#### WORK TO DO:
Copy each line in which the string "уравнений" occurs.

Data records
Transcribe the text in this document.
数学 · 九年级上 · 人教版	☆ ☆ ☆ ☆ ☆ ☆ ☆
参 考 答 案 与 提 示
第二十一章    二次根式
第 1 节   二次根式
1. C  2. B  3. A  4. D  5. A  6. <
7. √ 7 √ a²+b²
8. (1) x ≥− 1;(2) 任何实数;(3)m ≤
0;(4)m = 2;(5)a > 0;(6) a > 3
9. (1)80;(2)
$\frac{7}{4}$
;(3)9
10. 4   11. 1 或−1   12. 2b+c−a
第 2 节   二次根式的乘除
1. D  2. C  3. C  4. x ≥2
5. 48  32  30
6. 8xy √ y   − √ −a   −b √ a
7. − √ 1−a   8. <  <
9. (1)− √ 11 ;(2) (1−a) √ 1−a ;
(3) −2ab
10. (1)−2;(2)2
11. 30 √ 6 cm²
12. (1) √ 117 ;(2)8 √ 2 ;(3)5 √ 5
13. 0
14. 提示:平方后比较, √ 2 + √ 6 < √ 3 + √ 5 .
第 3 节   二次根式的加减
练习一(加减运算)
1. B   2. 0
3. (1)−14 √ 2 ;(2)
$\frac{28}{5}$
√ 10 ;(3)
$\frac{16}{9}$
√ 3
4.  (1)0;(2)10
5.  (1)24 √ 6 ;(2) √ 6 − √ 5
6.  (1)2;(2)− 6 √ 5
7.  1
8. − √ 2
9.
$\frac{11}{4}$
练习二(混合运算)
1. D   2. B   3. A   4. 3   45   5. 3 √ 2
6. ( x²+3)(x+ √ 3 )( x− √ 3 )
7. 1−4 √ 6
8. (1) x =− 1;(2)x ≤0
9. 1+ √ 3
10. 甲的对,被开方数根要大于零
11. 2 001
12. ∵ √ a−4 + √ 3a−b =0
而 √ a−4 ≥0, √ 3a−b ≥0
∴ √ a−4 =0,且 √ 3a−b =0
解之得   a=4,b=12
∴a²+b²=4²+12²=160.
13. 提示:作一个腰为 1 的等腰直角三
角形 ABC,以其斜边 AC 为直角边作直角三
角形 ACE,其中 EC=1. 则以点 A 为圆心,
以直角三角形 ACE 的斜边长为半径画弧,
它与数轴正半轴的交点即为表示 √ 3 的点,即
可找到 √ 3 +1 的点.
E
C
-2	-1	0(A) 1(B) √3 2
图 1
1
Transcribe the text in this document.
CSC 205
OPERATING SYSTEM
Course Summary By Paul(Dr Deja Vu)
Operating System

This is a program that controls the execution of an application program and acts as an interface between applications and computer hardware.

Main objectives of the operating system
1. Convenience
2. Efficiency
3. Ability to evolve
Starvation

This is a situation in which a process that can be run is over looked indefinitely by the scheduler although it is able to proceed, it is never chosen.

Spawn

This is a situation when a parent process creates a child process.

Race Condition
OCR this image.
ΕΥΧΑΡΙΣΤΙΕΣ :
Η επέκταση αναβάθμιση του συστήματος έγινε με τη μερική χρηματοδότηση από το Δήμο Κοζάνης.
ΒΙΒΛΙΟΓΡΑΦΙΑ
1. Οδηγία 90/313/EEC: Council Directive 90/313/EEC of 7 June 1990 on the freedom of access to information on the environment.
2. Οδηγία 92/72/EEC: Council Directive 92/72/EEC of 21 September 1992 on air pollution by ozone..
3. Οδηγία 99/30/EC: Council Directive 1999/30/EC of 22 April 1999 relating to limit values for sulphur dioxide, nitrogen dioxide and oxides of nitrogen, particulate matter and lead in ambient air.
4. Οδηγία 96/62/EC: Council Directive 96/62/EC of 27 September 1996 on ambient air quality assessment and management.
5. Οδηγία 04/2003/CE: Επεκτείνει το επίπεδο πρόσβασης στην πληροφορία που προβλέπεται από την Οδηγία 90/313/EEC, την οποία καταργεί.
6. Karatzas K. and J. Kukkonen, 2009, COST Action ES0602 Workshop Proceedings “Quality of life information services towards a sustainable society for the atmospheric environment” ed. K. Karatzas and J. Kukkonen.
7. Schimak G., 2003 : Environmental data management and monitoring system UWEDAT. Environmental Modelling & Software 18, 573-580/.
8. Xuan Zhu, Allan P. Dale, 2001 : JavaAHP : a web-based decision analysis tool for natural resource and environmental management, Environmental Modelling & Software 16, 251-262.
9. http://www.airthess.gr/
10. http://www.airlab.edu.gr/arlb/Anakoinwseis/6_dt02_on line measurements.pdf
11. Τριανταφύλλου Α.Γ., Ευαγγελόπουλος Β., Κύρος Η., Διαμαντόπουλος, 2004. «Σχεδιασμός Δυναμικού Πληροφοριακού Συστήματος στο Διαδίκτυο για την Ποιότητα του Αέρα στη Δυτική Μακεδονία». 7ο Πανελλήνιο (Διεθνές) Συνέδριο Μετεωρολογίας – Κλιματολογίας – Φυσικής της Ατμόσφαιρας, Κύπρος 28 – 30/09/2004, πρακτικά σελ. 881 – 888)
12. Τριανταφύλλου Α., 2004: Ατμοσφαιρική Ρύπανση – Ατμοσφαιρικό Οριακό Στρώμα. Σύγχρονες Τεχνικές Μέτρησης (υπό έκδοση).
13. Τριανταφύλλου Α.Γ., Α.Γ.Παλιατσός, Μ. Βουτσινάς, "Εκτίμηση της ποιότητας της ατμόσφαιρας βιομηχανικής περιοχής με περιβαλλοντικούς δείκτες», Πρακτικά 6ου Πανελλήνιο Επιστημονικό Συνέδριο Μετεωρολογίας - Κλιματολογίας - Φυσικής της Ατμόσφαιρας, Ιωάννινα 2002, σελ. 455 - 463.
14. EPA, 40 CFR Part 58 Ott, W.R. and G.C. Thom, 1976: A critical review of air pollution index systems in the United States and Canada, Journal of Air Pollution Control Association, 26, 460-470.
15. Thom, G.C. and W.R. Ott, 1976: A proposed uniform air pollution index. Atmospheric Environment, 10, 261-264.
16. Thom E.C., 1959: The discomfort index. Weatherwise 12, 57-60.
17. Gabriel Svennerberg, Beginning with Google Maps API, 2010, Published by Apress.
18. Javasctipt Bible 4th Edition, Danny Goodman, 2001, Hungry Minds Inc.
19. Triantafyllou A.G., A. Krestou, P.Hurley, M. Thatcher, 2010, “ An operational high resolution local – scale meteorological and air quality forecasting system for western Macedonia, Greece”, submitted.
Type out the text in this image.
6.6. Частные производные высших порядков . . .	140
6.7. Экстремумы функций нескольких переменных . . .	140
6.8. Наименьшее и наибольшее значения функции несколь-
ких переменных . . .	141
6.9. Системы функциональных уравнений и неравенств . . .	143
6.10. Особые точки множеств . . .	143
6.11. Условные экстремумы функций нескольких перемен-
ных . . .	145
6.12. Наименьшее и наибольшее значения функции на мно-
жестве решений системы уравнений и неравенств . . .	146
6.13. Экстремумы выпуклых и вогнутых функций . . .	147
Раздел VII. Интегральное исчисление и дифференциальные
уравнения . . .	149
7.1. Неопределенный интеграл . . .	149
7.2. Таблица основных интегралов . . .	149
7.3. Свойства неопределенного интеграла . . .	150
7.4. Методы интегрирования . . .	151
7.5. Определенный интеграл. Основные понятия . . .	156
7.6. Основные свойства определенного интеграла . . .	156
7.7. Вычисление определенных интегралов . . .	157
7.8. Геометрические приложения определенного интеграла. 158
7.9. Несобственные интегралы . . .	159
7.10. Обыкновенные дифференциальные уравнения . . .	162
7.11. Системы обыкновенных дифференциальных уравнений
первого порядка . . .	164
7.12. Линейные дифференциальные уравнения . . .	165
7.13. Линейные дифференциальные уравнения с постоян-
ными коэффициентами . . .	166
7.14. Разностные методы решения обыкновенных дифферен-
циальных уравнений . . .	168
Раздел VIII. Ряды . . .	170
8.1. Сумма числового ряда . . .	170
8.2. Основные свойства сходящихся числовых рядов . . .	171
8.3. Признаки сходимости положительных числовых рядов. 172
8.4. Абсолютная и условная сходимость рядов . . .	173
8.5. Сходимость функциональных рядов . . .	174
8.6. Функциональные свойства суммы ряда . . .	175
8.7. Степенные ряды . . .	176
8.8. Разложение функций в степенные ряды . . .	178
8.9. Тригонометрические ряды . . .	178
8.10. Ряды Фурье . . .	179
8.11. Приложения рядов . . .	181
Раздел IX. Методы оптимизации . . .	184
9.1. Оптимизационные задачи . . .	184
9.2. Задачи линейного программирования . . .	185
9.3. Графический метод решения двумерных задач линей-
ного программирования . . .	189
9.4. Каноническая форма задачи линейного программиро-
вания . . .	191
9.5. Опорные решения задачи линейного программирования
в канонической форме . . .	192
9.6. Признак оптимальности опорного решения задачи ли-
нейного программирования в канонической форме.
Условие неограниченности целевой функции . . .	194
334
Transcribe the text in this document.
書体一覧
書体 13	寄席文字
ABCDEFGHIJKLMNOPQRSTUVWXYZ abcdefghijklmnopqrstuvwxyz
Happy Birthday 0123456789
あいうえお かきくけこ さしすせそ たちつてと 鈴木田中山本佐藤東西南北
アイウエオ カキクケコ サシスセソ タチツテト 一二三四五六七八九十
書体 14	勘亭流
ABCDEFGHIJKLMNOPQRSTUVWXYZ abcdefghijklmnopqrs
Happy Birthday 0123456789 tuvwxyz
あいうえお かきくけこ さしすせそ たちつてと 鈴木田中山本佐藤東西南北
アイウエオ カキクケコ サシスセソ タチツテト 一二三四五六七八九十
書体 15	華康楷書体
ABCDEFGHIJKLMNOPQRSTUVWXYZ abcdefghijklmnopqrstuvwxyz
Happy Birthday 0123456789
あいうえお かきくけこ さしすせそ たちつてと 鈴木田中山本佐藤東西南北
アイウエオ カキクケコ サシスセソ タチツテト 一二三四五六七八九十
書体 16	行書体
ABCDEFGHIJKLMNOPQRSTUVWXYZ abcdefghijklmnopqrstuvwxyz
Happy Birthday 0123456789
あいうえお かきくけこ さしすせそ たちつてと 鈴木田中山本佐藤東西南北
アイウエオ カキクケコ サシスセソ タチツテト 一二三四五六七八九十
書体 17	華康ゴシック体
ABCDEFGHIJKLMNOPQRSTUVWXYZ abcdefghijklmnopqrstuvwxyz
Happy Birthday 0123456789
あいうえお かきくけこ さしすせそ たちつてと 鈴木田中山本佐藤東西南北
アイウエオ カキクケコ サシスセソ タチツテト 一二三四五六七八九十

#### IN RESPONSE:
6.9. Системы функциональных уравнений и неравенств . . .	143
жестве решений системы уравнений и неравенств . . .	146
7.11. Системы обыкновенных дифференциальных уравнений
циальных уравнений . . .	168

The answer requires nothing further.